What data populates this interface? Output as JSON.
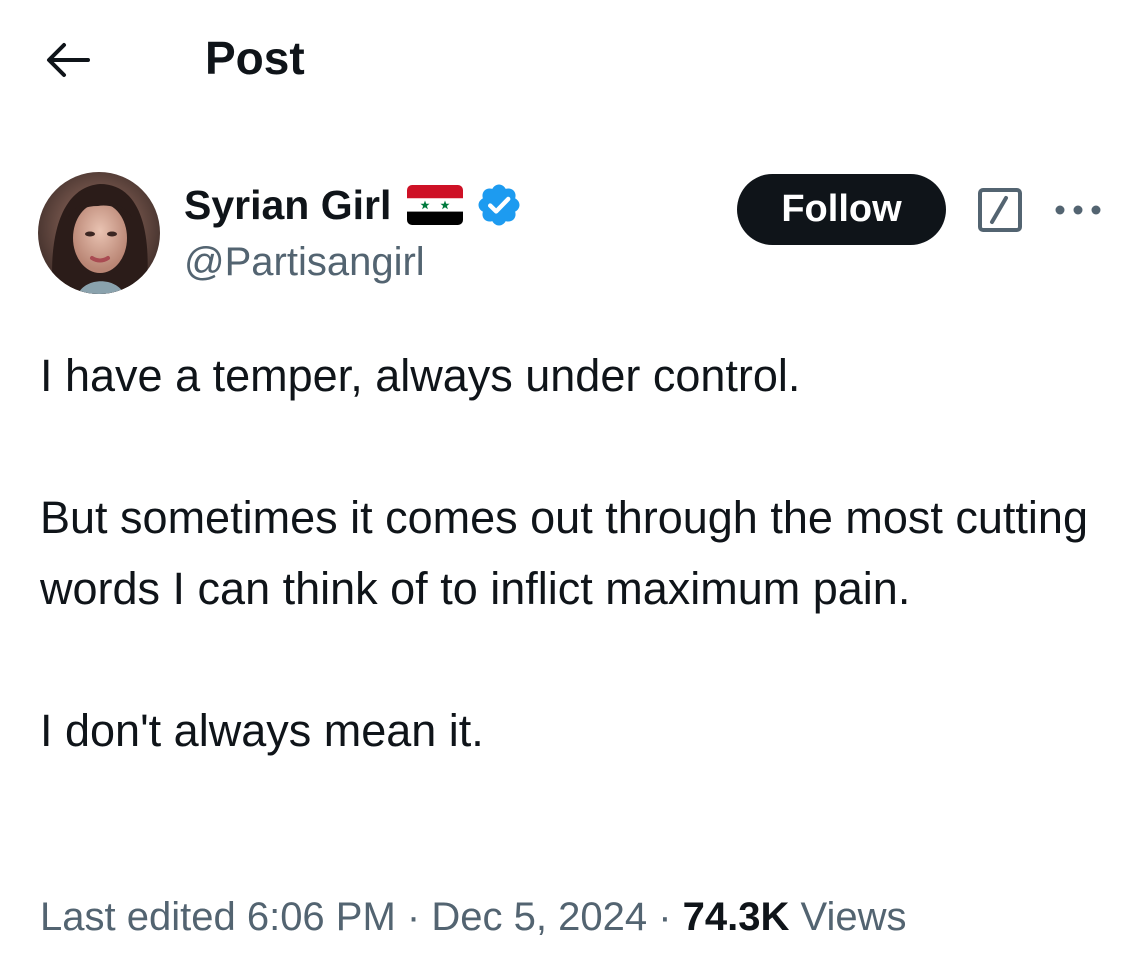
{
  "header": {
    "back_icon": "arrow-left-icon",
    "title": "Post"
  },
  "author": {
    "display_name": "Syrian Girl",
    "flag_icon": "syria-flag-icon",
    "verified_icon": "verified-badge-icon",
    "verified_color": "#1d9bf0",
    "handle": "@Partisangirl"
  },
  "actions": {
    "follow_label": "Follow",
    "grok_icon": "grok-icon",
    "more_icon": "more-options-icon"
  },
  "tweet": {
    "paragraphs": [
      "I have a temper, always under control.",
      "But sometimes it comes out through the most cutting words I can think of to inflict maximum pain.",
      "I don't always mean it."
    ]
  },
  "meta": {
    "prefix": "Last edited",
    "time": "6:06 PM",
    "separator": "·",
    "date": "Dec 5, 2024",
    "views_count": "74.3K",
    "views_label": "Views"
  },
  "colors": {
    "text_primary": "#0f1419",
    "text_secondary": "#536471",
    "button_bg": "#0f1419",
    "button_text": "#ffffff"
  }
}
----------------
Extract all the entries word for word; omit any pictures.

What data populates this interface? Output as JSON.
{
  "header": {
    "back_icon": "arrow-left-icon",
    "title": "Post"
  },
  "author": {
    "display_name": "Syrian Girl",
    "flag_icon": "syria-flag-icon",
    "verified_icon": "verified-badge-icon",
    "verified_color": "#1d9bf0",
    "handle": "@Partisangirl"
  },
  "actions": {
    "follow_label": "Follow",
    "grok_icon": "grok-icon",
    "more_icon": "more-options-icon"
  },
  "tweet": {
    "paragraphs": [
      "I have a temper, always under control.",
      "But sometimes it comes out through the most cutting words I can think of to inflict maximum pain.",
      "I don't always mean it."
    ]
  },
  "meta": {
    "prefix": "Last edited",
    "time": "6:06 PM",
    "separator": "·",
    "date": "Dec 5, 2024",
    "views_count": "74.3K",
    "views_label": "Views"
  },
  "colors": {
    "text_primary": "#0f1419",
    "text_secondary": "#536471",
    "button_bg": "#0f1419",
    "button_text": "#ffffff"
  }
}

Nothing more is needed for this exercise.